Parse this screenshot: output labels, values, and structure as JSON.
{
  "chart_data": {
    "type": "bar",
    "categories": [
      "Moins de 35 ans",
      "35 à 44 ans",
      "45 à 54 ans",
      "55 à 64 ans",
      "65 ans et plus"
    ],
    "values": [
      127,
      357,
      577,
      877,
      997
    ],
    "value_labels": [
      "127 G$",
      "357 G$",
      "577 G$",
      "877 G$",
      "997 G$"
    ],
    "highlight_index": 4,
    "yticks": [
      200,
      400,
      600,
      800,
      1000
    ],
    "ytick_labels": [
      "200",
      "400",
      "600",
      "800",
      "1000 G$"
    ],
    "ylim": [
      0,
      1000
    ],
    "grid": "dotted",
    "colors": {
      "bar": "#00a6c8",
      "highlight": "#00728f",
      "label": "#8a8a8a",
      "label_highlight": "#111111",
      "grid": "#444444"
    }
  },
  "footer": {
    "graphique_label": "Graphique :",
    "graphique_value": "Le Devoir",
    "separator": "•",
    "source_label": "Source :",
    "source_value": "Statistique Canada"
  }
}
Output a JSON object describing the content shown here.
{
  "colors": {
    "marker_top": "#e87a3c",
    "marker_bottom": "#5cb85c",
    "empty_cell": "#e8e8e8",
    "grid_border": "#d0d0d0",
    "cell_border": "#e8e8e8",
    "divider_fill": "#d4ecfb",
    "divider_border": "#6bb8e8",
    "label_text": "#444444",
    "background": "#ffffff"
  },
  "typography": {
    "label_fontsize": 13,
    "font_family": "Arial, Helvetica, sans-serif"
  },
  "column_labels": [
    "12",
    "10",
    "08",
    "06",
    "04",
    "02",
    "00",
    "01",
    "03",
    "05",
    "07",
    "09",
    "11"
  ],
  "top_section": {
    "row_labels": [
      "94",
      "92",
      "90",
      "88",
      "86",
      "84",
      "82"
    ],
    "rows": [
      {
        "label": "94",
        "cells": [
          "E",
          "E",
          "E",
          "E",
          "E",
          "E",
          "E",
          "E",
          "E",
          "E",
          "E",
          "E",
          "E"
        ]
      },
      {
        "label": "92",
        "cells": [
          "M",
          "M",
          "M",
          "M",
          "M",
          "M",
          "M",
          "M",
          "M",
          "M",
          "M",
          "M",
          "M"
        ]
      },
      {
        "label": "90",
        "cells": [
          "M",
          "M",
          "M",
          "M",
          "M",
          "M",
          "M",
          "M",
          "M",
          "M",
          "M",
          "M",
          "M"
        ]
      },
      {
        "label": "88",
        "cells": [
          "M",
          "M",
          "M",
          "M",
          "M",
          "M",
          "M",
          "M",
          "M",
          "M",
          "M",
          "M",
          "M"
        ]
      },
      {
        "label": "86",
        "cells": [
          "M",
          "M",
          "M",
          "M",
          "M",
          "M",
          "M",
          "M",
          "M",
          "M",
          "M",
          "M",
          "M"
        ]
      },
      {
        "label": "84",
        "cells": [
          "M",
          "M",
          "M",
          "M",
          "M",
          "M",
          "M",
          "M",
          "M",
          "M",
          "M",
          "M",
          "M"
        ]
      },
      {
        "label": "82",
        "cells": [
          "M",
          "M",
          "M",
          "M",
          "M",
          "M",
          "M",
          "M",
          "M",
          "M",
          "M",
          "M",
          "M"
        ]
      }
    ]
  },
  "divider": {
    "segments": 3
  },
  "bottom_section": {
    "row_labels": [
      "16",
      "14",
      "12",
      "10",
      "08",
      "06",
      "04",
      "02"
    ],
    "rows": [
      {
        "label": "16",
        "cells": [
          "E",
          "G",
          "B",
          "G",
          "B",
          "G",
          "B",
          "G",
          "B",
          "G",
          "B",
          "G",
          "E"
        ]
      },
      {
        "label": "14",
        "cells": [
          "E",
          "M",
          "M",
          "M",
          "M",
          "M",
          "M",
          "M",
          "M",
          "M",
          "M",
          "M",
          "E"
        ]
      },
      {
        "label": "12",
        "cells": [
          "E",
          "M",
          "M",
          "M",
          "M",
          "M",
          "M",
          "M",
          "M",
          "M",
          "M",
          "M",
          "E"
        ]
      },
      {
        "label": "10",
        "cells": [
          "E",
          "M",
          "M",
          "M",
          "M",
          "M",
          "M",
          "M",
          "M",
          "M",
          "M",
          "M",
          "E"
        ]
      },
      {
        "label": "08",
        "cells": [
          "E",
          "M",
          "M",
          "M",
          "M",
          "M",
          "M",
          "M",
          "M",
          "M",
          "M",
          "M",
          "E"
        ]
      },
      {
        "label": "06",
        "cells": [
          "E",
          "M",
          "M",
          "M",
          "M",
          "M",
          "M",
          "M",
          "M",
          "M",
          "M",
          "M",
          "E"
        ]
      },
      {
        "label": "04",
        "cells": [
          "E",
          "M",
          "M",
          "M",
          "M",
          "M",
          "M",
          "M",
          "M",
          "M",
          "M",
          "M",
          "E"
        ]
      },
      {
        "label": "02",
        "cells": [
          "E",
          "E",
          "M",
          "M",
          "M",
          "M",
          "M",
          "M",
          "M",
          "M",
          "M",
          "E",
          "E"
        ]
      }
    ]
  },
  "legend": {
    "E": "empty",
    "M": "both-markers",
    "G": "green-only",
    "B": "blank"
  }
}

_ _ _ _ _ _ _

TASK: Return every entry verbatim.

RESPONSE TO THE EXERCISE:
Parse this screenshot: output labels, values, and structure as JSON.
{
  "chart_data": {
    "type": "bar",
    "categories": [
      "Moins de 35 ans",
      "35 à 44 ans",
      "45 à 54 ans",
      "55 à 64 ans",
      "65 ans et plus"
    ],
    "values": [
      127,
      357,
      577,
      877,
      997
    ],
    "value_labels": [
      "127 G$",
      "357 G$",
      "577 G$",
      "877 G$",
      "997 G$"
    ],
    "highlight_index": 4,
    "yticks": [
      200,
      400,
      600,
      800,
      1000
    ],
    "ytick_labels": [
      "200",
      "400",
      "600",
      "800",
      "1000 G$"
    ],
    "ylim": [
      0,
      1000
    ],
    "grid": "dotted",
    "colors": {
      "bar": "#00a6c8",
      "highlight": "#00728f",
      "label": "#8a8a8a",
      "label_highlight": "#111111",
      "grid": "#444444"
    }
  },
  "footer": {
    "graphique_label": "Graphique :",
    "graphique_value": "Le Devoir",
    "separator": "•",
    "source_label": "Source :",
    "source_value": "Statistique Canada"
  }
}
Output a JSON object describing the content shown here.
{
  "colors": {
    "marker_top": "#e87a3c",
    "marker_bottom": "#5cb85c",
    "empty_cell": "#e8e8e8",
    "grid_border": "#d0d0d0",
    "cell_border": "#e8e8e8",
    "divider_fill": "#d4ecfb",
    "divider_border": "#6bb8e8",
    "label_text": "#444444",
    "background": "#ffffff"
  },
  "typography": {
    "label_fontsize": 13,
    "font_family": "Arial, Helvetica, sans-serif"
  },
  "column_labels": [
    "12",
    "10",
    "08",
    "06",
    "04",
    "02",
    "00",
    "01",
    "03",
    "05",
    "07",
    "09",
    "11"
  ],
  "top_section": {
    "row_labels": [
      "94",
      "92",
      "90",
      "88",
      "86",
      "84",
      "82"
    ],
    "rows": [
      {
        "label": "94",
        "cells": [
          "E",
          "E",
          "E",
          "E",
          "E",
          "E",
          "E",
          "E",
          "E",
          "E",
          "E",
          "E",
          "E"
        ]
      },
      {
        "label": "92",
        "cells": [
          "M",
          "M",
          "M",
          "M",
          "M",
          "M",
          "M",
          "M",
          "M",
          "M",
          "M",
          "M",
          "M"
        ]
      },
      {
        "label": "90",
        "cells": [
          "M",
          "M",
          "M",
          "M",
          "M",
          "M",
          "M",
          "M",
          "M",
          "M",
          "M",
          "M",
          "M"
        ]
      },
      {
        "label": "88",
        "cells": [
          "M",
          "M",
          "M",
          "M",
          "M",
          "M",
          "M",
          "M",
          "M",
          "M",
          "M",
          "M",
          "M"
        ]
      },
      {
        "label": "86",
        "cells": [
          "M",
          "M",
          "M",
          "M",
          "M",
          "M",
          "M",
          "M",
          "M",
          "M",
          "M",
          "M",
          "M"
        ]
      },
      {
        "label": "84",
        "cells": [
          "M",
          "M",
          "M",
          "M",
          "M",
          "M",
          "M",
          "M",
          "M",
          "M",
          "M",
          "M",
          "M"
        ]
      },
      {
        "label": "82",
        "cells": [
          "M",
          "M",
          "M",
          "M",
          "M",
          "M",
          "M",
          "M",
          "M",
          "M",
          "M",
          "M",
          "M"
        ]
      }
    ]
  },
  "divider": {
    "segments": 3
  },
  "bottom_section": {
    "row_labels": [
      "16",
      "14",
      "12",
      "10",
      "08",
      "06",
      "04",
      "02"
    ],
    "rows": [
      {
        "label": "16",
        "cells": [
          "E",
          "G",
          "B",
          "G",
          "B",
          "G",
          "B",
          "G",
          "B",
          "G",
          "B",
          "G",
          "E"
        ]
      },
      {
        "label": "14",
        "cells": [
          "E",
          "M",
          "M",
          "M",
          "M",
          "M",
          "M",
          "M",
          "M",
          "M",
          "M",
          "M",
          "E"
        ]
      },
      {
        "label": "12",
        "cells": [
          "E",
          "M",
          "M",
          "M",
          "M",
          "M",
          "M",
          "M",
          "M",
          "M",
          "M",
          "M",
          "E"
        ]
      },
      {
        "label": "10",
        "cells": [
          "E",
          "M",
          "M",
          "M",
          "M",
          "M",
          "M",
          "M",
          "M",
          "M",
          "M",
          "M",
          "E"
        ]
      },
      {
        "label": "08",
        "cells": [
          "E",
          "M",
          "M",
          "M",
          "M",
          "M",
          "M",
          "M",
          "M",
          "M",
          "M",
          "M",
          "E"
        ]
      },
      {
        "label": "06",
        "cells": [
          "E",
          "M",
          "M",
          "M",
          "M",
          "M",
          "M",
          "M",
          "M",
          "M",
          "M",
          "M",
          "E"
        ]
      },
      {
        "label": "04",
        "cells": [
          "E",
          "M",
          "M",
          "M",
          "M",
          "M",
          "M",
          "M",
          "M",
          "M",
          "M",
          "M",
          "E"
        ]
      },
      {
        "label": "02",
        "cells": [
          "E",
          "E",
          "M",
          "M",
          "M",
          "M",
          "M",
          "M",
          "M",
          "M",
          "M",
          "E",
          "E"
        ]
      }
    ]
  },
  "legend": {
    "E": "empty",
    "M": "both-markers",
    "G": "green-only",
    "B": "blank"
  }
}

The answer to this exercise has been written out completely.